Dataset entries:
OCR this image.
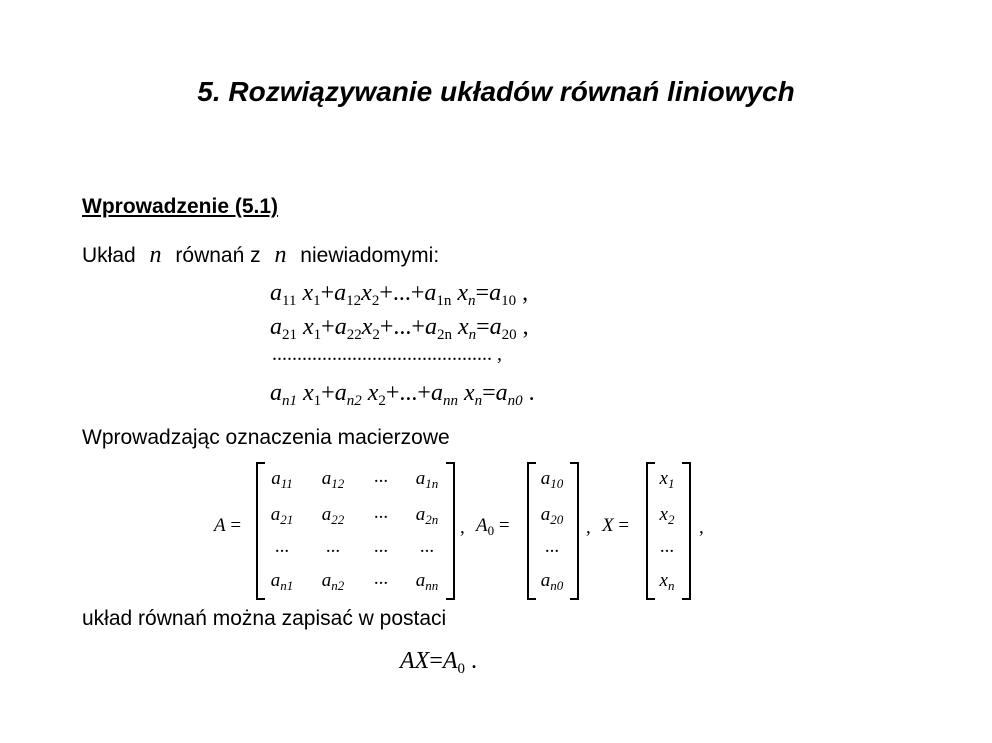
5. Rozwiązywanie układów równań liniowych
Wprowadzenie (5.1)
Układ n równań z n niewiadomymi:
$a_{11}$ $x_1+a_{12}x_2+...+a_{1n}$ $x_n=a_{10}$ ,
$a_{21}$ $x_1+a_{22}x_2+...+a_{2n}$ $x_n=a_{20}$ ,
............................................ ,
$a_{n1}$ $x_1+a_{n2}$ $x_2+...+a_{nn}$ $x_n=a_{n0}$ .
Wprowadzając oznaczenia macierzowe
A =
$a_{11}$	$a_{12}$	...	$a_{1n}$
$a_{21}$	$a_{22}$	...	$a_{2n}$
...	...	...	...
$a_{n1}$	$a_{n2}$	...	$a_{nn}$
, $A_0$ =
$a_{10}$
$a_{20}$
...
$a_{n0}$
, X =
$x_1$
$x_2$
...
$x_n$
,
układ równań można zapisać w postaci
$AX=A_0$ .
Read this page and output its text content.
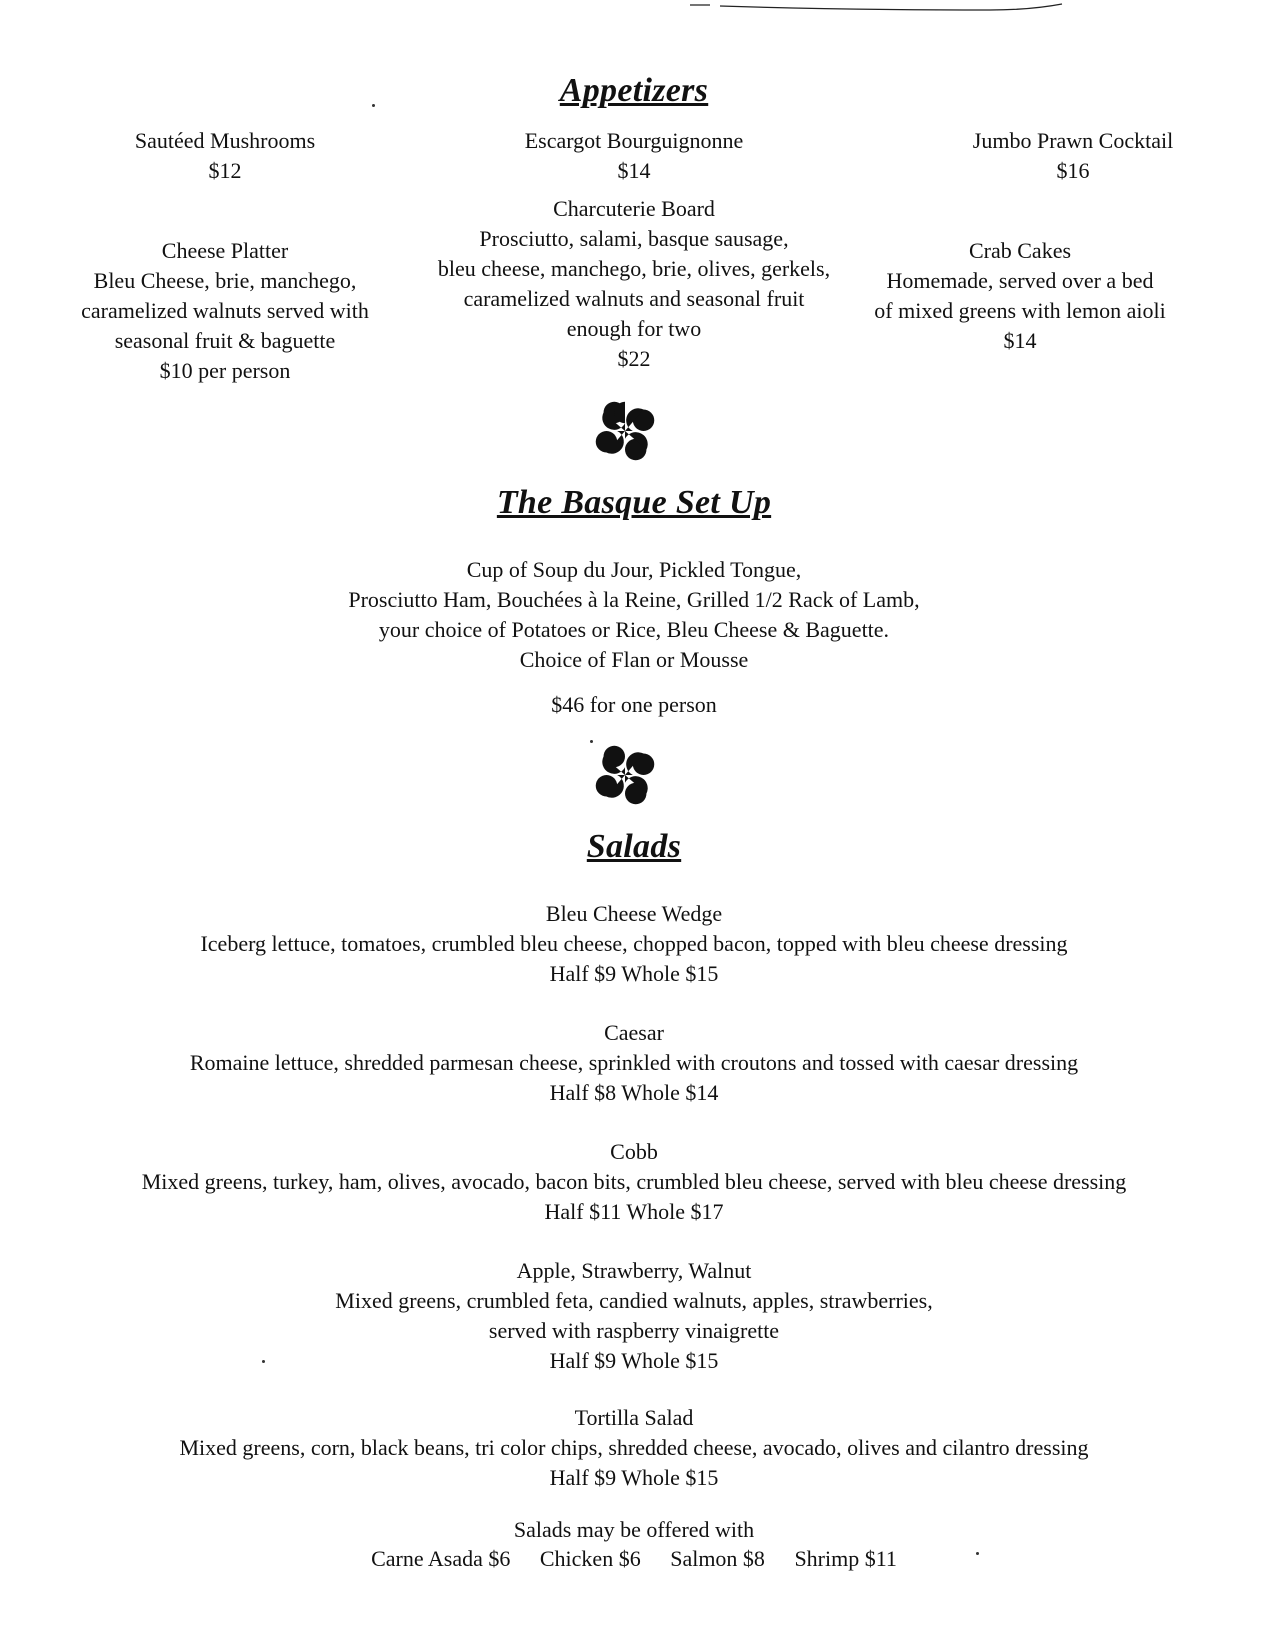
Appetizers
Sautéed Mushrooms
$12
Escargot Bourguignonne
$14
Jumbo Prawn Cocktail
$16
Cheese Platter
Bleu Cheese, brie, manchego,
caramelized walnuts served with
seasonal fruit & baguette
$10 per person
Charcuterie Board
Prosciutto, salami, basque sausage,
bleu cheese, manchego, brie, olives, gerkels,
caramelized walnuts and seasonal fruit
enough for two
$22
Crab Cakes
Homemade, served over a bed
of mixed greens with lemon aioli
$14
The Basque Set Up
Cup of Soup du Jour, Pickled Tongue,
Prosciutto Ham, Bouchées à la Reine, Grilled 1/2 Rack of Lamb,
your choice of Potatoes or Rice, Bleu Cheese & Baguette.
Choice of Flan or Mousse
$46 for one person
Salads
Bleu Cheese Wedge
Iceberg lettuce, tomatoes, crumbled bleu cheese, chopped bacon, topped with bleu cheese dressing
Half $9 Whole $15
Caesar
Romaine lettuce, shredded parmesan cheese, sprinkled with croutons and tossed with caesar dressing
Half $8 Whole $14
Cobb
Mixed greens, turkey, ham, olives, avocado, bacon bits, crumbled bleu cheese, served with bleu cheese dressing
Half $11 Whole $17
Apple, Strawberry, Walnut
Mixed greens, crumbled feta, candied walnuts, apples, strawberries,
served with raspberry vinaigrette
Half $9 Whole $15
Tortilla Salad
Mixed greens, corn, black beans, tri color chips, shredded cheese, avocado, olives and cilantro dressing
Half $9 Whole $15
Salads may be offered with
Carne Asada $6 Chicken $6 Salmon $8 Shrimp $11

== Requirement ==
Check each line above for the word "seasonal", and copy the lines where it appears.

== Result ==
seasonal fruit & baguette
caramelized walnuts and seasonal fruit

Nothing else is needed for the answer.